_Task requirements:_ Write out the material exactly, without any of its pictures.

_Records for processing:_

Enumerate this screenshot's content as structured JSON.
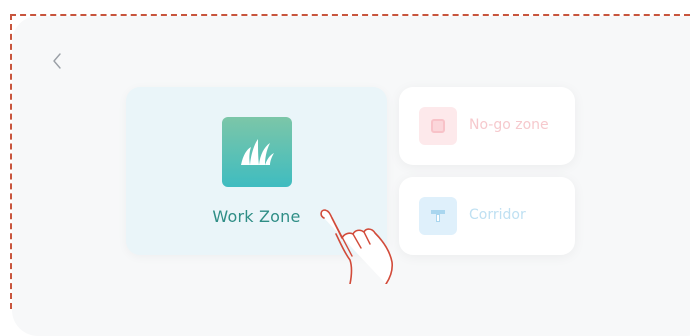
{
  "zones": {
    "work": {
      "label": "Work Zone",
      "icon": "grass-icon"
    },
    "nogo": {
      "label": "No-go zone",
      "icon": "no-go-square-icon"
    },
    "corridor": {
      "label": "Corridor",
      "icon": "corridor-icon"
    }
  },
  "colors": {
    "work_accent": "#2f8e86",
    "nogo_accent": "#f6c9cd",
    "corridor_accent": "#bfe0f2",
    "frame_dash": "#c8553d"
  }
}
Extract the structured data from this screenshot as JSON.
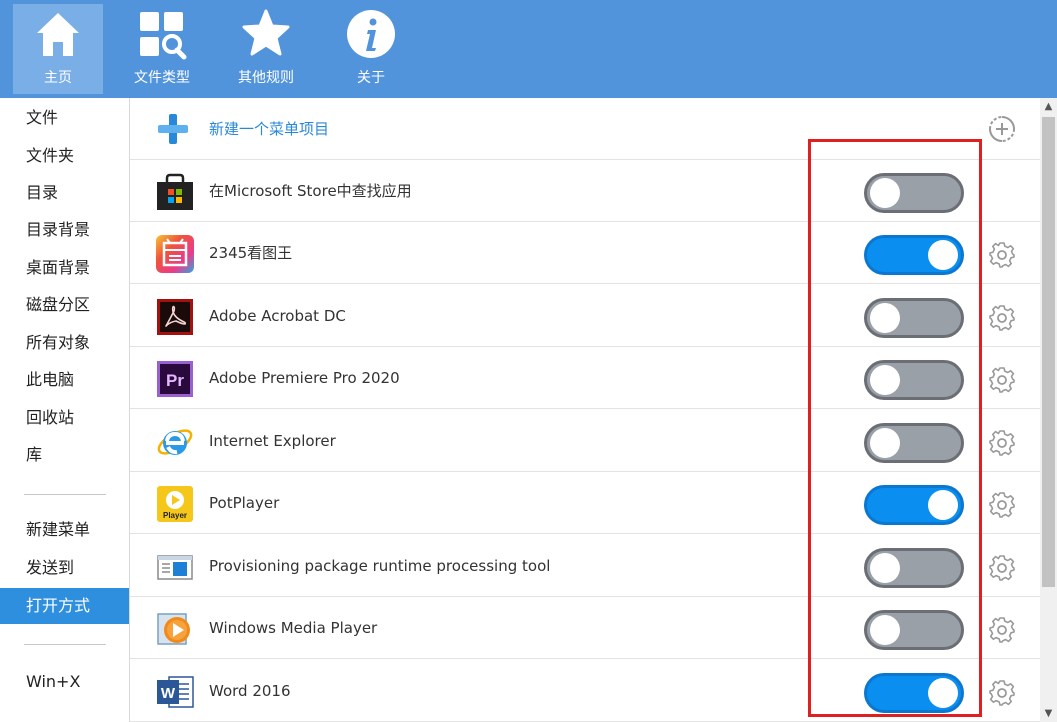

_Written solution:_
Enumerate this screenshot's content as structured JSON.
{
  "zones": {
    "work": {
      "label": "Work Zone",
      "icon": "grass-icon"
    },
    "nogo": {
      "label": "No-go zone",
      "icon": "no-go-square-icon"
    },
    "corridor": {
      "label": "Corridor",
      "icon": "corridor-icon"
    }
  },
  "colors": {
    "work_accent": "#2f8e86",
    "nogo_accent": "#f6c9cd",
    "corridor_accent": "#bfe0f2",
    "frame_dash": "#c8553d"
  }
}
Extract the structured data from this screenshot as JSON.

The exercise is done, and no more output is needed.